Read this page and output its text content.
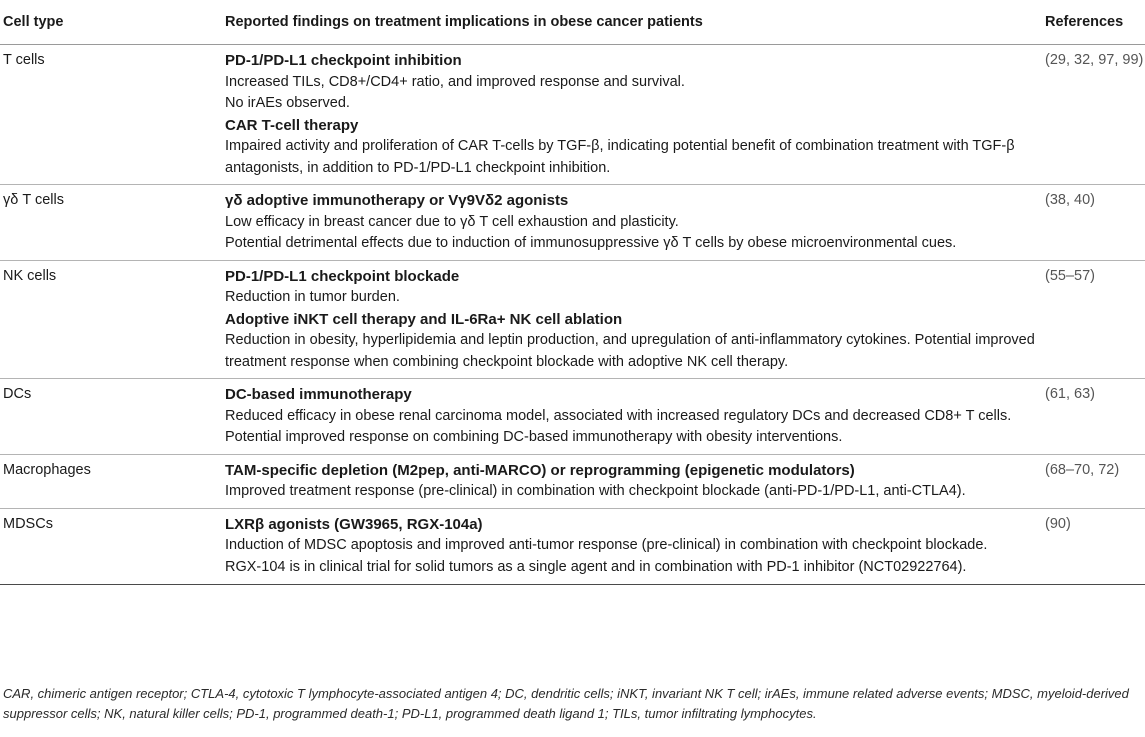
Cell type	Reported findings on treatment implications in obese cancer patients	References
T cells	PD-1/PD-L1 checkpoint inhibition
Increased TILs, CD8+/CD4+ ratio, and improved response and survival.
No irAEs observed.
CAR T-cell therapy
Impaired activity and proliferation of CAR T-cells by TGF-β, indicating potential benefit of combination treatment with TGF-β antagonists, in addition to PD-1/PD-L1 checkpoint inhibition.	(29, 32, 97, 99)
γδ T cells	γδ adoptive immunotherapy or Vγ9Vδ2 agonists
Low efficacy in breast cancer due to γδ T cell exhaustion and plasticity.
Potential detrimental effects due to induction of immunosuppressive γδ T cells by obese microenvironmental cues.	(38, 40)
NK cells	PD-1/PD-L1 checkpoint blockade
Reduction in tumor burden.
Adoptive iNKT cell therapy and IL-6Ra+ NK cell ablation
Reduction in obesity, hyperlipidemia and leptin production, and upregulation of anti-inflammatory cytokines. Potential improved treatment response when combining checkpoint blockade with adoptive NK cell therapy.	(55–57)
DCs	DC-based immunotherapy
Reduced efficacy in obese renal carcinoma model, associated with increased regulatory DCs and decreased CD8+ T cells.
Potential improved response on combining DC-based immunotherapy with obesity interventions.	(61, 63)
Macrophages	TAM-specific depletion (M2pep, anti-MARCO) or reprogramming (epigenetic modulators)
Improved treatment response (pre-clinical) in combination with checkpoint blockade (anti-PD-1/PD-L1, anti-CTLA4).	(68–70, 72)
MDSCs	LXRβ agonists (GW3965, RGX-104a)
Induction of MDSC apoptosis and improved anti-tumor response (pre-clinical) in combination with checkpoint blockade.
RGX-104 is in clinical trial for solid tumors as a single agent and in combination with PD-1 inhibitor (NCT02922764).	(90)
CAR, chimeric antigen receptor; CTLA-4, cytotoxic T lymphocyte-associated antigen 4; DC, dendritic cells; iNKT, invariant NK T cell; irAEs, immune related adverse events; MDSC, myeloid-derived suppressor cells; NK, natural killer cells; PD-1, programmed death-1; PD-L1, programmed death ligand 1; TILs, tumor infiltrating lymphocytes.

========================================

*WHAT YOU ARE ASKED TO DO*
Your reply should repeat the entries above exactly, leaving the pictures out.

*PROBLEM SOLUTION*
Read this page and output its text content.
Cell type	Reported findings on treatment implications in obese cancer patients	References
T cells	PD-1/PD-L1 checkpoint inhibition
Increased TILs, CD8+/CD4+ ratio, and improved response and survival.
No irAEs observed.
CAR T-cell therapy
Impaired activity and proliferation of CAR T-cells by TGF-β, indicating potential benefit of combination treatment with TGF-β antagonists, in addition to PD-1/PD-L1 checkpoint inhibition.	(29, 32, 97, 99)
γδ T cells	γδ adoptive immunotherapy or Vγ9Vδ2 agonists
Low efficacy in breast cancer due to γδ T cell exhaustion and plasticity.
Potential detrimental effects due to induction of immunosuppressive γδ T cells by obese microenvironmental cues.	(38, 40)
NK cells	PD-1/PD-L1 checkpoint blockade
Reduction in tumor burden.
Adoptive iNKT cell therapy and IL-6Ra+ NK cell ablation
Reduction in obesity, hyperlipidemia and leptin production, and upregulation of anti-inflammatory cytokines. Potential improved treatment response when combining checkpoint blockade with adoptive NK cell therapy.	(55–57)
DCs	DC-based immunotherapy
Reduced efficacy in obese renal carcinoma model, associated with increased regulatory DCs and decreased CD8+ T cells.
Potential improved response on combining DC-based immunotherapy with obesity interventions.	(61, 63)
Macrophages	TAM-specific depletion (M2pep, anti-MARCO) or reprogramming (epigenetic modulators)
Improved treatment response (pre-clinical) in combination with checkpoint blockade (anti-PD-1/PD-L1, anti-CTLA4).	(68–70, 72)
MDSCs	LXRβ agonists (GW3965, RGX-104a)
Induction of MDSC apoptosis and improved anti-tumor response (pre-clinical) in combination with checkpoint blockade.
RGX-104 is in clinical trial for solid tumors as a single agent and in combination with PD-1 inhibitor (NCT02922764).	(90)
CAR, chimeric antigen receptor; CTLA-4, cytotoxic T lymphocyte-associated antigen 4; DC, dendritic cells; iNKT, invariant NK T cell; irAEs, immune related adverse events; MDSC, myeloid-derived suppressor cells; NK, natural killer cells; PD-1, programmed death-1; PD-L1, programmed death ligand 1; TILs, tumor infiltrating lymphocytes.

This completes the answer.